Reproduce the items below word for word, from the start of the items through the line containing "candle-body xyxy=(444,300,450,303)", with that line included.

Items from a collection
============================================================

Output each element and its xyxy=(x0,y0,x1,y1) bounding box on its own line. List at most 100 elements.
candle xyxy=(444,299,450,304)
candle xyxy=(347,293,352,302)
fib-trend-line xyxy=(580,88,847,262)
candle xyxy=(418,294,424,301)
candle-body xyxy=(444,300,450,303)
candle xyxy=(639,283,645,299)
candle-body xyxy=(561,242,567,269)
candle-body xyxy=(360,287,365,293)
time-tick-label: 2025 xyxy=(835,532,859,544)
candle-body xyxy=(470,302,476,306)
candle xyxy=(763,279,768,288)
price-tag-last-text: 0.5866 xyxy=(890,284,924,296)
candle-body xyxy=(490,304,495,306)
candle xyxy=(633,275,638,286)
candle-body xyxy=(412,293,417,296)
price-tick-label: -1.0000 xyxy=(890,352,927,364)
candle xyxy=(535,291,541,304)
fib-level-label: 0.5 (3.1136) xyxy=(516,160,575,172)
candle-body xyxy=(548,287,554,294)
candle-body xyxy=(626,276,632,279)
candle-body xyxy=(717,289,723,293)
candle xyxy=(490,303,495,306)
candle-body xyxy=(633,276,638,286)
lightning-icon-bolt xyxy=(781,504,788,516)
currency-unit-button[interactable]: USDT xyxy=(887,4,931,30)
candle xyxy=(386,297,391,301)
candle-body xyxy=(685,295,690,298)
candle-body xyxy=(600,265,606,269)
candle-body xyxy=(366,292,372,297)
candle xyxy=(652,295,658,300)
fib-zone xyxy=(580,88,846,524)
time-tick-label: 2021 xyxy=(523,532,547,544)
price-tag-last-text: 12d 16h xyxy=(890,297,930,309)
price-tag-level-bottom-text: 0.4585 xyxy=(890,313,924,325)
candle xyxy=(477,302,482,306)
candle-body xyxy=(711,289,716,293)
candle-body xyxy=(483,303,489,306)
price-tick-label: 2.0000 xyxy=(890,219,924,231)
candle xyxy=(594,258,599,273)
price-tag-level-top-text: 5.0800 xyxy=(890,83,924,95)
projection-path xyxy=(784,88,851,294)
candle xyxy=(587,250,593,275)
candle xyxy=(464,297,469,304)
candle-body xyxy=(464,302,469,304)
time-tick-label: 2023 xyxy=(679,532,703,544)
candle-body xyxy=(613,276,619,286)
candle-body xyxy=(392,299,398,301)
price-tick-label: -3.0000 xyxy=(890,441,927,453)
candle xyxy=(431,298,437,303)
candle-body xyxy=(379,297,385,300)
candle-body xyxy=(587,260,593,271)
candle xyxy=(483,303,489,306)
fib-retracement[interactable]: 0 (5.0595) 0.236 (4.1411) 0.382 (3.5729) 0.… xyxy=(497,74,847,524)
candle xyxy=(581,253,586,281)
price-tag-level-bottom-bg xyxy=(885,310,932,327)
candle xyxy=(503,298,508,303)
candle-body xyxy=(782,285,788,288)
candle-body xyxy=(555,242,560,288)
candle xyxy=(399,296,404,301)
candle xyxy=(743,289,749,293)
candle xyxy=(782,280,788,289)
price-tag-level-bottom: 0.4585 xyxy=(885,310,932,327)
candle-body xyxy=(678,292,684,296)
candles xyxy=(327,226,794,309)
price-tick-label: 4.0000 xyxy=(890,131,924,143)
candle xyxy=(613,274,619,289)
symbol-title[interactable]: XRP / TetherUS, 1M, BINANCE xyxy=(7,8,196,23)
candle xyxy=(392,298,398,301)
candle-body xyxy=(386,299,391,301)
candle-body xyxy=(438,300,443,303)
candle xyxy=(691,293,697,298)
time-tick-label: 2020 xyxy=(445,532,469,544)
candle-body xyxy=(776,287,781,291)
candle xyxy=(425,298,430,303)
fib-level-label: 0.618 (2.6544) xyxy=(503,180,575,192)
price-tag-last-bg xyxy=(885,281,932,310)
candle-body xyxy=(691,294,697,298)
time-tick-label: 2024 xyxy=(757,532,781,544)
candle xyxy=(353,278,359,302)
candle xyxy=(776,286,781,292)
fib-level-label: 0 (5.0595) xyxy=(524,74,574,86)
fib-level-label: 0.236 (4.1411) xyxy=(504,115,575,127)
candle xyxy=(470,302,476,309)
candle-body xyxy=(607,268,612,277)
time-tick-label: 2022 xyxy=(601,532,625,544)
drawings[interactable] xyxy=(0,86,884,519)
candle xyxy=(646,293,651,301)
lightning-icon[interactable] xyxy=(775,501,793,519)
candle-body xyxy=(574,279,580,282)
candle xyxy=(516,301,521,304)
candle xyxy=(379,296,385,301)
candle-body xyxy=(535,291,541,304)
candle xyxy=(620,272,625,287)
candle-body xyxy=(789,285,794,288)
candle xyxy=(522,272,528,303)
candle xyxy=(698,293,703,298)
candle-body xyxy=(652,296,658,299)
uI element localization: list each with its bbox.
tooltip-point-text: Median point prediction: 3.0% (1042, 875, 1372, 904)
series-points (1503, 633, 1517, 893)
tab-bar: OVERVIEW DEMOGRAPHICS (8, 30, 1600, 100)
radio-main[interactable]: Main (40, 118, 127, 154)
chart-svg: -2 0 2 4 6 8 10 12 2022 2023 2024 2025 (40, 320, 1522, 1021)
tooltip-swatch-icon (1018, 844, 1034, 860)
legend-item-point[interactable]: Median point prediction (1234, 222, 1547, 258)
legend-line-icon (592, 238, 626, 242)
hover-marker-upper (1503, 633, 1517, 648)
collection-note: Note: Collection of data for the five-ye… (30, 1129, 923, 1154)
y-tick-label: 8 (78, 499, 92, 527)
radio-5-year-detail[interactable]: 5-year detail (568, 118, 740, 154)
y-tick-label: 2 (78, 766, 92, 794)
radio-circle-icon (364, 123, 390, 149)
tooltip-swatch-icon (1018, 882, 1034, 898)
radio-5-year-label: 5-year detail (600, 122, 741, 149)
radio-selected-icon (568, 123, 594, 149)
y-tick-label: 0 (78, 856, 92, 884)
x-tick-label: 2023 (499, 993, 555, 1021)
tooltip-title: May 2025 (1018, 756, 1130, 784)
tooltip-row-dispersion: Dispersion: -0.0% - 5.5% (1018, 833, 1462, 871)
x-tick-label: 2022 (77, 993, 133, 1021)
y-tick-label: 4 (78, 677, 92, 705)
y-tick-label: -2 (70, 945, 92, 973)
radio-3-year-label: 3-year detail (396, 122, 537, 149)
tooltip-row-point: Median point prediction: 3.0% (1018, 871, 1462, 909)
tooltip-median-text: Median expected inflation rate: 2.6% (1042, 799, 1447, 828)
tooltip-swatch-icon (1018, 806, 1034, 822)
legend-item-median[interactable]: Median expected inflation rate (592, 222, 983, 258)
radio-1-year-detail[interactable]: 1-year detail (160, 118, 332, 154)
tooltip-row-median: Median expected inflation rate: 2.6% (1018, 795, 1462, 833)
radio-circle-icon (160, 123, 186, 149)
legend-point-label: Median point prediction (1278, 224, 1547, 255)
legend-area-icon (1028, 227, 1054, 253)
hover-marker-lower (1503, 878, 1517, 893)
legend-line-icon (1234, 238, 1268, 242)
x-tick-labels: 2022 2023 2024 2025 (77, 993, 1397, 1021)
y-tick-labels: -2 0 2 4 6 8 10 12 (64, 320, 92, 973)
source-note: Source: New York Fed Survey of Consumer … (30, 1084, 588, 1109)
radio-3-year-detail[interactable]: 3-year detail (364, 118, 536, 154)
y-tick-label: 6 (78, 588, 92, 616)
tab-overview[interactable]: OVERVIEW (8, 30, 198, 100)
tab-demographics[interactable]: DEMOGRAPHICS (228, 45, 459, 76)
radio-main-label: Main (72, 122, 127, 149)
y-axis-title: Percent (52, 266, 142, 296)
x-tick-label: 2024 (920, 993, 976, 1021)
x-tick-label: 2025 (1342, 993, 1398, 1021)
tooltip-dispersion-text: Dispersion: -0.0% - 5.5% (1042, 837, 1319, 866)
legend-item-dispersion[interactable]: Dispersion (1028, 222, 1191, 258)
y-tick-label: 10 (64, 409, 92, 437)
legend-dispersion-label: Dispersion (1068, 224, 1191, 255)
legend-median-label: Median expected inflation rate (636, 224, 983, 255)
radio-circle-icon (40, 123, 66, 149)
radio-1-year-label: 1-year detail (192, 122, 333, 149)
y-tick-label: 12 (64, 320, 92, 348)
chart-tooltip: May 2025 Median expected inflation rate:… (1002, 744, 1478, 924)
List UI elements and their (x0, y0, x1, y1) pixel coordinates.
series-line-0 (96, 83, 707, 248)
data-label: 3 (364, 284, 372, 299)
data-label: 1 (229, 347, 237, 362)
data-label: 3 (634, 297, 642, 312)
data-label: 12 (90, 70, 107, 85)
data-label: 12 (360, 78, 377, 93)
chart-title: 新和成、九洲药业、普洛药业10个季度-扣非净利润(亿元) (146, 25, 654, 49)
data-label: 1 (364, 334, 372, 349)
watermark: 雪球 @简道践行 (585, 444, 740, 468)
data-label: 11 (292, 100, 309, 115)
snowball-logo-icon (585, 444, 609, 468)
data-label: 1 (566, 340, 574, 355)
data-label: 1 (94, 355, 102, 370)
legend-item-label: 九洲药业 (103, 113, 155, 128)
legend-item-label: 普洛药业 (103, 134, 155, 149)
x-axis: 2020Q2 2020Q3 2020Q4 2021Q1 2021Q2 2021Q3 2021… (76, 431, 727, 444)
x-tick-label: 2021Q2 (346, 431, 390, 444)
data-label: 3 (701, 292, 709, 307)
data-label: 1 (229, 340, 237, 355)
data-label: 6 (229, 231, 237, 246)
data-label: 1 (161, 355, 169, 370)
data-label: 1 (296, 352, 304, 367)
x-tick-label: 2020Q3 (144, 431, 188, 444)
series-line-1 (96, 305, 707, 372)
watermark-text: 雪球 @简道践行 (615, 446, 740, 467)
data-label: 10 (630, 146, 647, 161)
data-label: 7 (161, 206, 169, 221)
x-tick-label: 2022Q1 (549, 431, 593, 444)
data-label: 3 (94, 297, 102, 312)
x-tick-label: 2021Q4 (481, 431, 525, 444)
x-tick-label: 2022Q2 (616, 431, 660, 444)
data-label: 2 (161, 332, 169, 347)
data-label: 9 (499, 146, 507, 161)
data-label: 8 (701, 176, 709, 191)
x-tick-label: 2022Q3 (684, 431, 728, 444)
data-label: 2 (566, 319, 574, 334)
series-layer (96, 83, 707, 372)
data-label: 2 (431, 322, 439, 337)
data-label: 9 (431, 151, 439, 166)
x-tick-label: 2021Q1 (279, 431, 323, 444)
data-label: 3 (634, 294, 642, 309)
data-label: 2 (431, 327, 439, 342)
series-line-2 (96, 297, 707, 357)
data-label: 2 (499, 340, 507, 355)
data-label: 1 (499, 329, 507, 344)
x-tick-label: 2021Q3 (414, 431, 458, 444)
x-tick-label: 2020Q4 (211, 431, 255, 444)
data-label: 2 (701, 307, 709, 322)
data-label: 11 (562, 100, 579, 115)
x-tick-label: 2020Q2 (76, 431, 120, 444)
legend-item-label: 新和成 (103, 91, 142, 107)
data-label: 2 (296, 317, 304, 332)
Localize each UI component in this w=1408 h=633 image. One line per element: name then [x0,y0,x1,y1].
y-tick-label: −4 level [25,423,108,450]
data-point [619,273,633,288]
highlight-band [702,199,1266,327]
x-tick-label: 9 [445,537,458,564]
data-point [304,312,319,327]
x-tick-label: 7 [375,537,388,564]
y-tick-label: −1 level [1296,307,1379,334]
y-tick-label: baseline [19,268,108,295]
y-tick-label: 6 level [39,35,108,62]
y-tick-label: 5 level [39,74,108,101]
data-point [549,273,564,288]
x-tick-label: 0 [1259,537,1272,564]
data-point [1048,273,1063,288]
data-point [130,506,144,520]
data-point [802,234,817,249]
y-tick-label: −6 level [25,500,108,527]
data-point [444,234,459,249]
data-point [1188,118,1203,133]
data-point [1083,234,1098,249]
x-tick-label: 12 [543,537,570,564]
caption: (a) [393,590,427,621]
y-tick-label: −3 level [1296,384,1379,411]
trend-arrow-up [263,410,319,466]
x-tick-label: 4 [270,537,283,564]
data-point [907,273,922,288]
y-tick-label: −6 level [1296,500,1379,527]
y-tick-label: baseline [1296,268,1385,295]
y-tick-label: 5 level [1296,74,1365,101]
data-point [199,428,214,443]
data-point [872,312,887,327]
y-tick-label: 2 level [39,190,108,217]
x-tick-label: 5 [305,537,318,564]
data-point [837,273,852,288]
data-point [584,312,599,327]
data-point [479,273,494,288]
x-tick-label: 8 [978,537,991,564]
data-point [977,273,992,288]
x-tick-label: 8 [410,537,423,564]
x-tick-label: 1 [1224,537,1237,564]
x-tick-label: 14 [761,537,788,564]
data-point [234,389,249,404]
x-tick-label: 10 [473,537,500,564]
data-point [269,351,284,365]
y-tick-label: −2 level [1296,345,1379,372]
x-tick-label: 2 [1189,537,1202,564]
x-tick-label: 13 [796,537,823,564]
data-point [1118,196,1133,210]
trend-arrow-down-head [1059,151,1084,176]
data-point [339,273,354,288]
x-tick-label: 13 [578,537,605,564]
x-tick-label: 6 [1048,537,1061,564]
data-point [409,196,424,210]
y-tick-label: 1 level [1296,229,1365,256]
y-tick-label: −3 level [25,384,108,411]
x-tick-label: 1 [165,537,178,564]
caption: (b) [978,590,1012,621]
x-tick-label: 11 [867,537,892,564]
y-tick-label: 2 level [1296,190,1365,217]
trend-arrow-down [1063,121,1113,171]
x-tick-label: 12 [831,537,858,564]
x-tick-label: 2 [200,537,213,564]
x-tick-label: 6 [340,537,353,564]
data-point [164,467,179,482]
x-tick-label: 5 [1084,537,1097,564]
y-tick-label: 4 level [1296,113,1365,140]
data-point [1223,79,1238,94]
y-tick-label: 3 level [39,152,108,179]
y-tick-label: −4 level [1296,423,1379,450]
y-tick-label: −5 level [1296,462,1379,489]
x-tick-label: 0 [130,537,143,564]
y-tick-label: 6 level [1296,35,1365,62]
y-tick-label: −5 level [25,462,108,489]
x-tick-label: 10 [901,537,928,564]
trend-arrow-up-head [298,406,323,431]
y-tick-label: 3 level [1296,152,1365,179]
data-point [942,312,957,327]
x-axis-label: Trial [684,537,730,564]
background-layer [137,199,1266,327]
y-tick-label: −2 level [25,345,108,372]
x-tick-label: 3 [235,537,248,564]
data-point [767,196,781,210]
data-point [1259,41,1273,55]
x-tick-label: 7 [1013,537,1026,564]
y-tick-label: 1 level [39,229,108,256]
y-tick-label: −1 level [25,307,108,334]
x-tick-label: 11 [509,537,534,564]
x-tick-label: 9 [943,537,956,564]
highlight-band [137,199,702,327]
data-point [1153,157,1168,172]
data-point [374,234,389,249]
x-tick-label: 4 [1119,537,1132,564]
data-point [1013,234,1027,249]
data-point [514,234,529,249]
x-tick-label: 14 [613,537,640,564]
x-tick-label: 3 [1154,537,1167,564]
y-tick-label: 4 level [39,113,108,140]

============================================================

[Result of this exercise]
Output each element and its xyxy=(x0,y0,x1,y1) bounding box on its own line. List at most 100 elements.
candle xyxy=(444,299,450,304)
candle xyxy=(347,293,352,302)
fib-trend-line xyxy=(580,88,847,262)
candle xyxy=(418,294,424,301)
candle-body xyxy=(444,300,450,303)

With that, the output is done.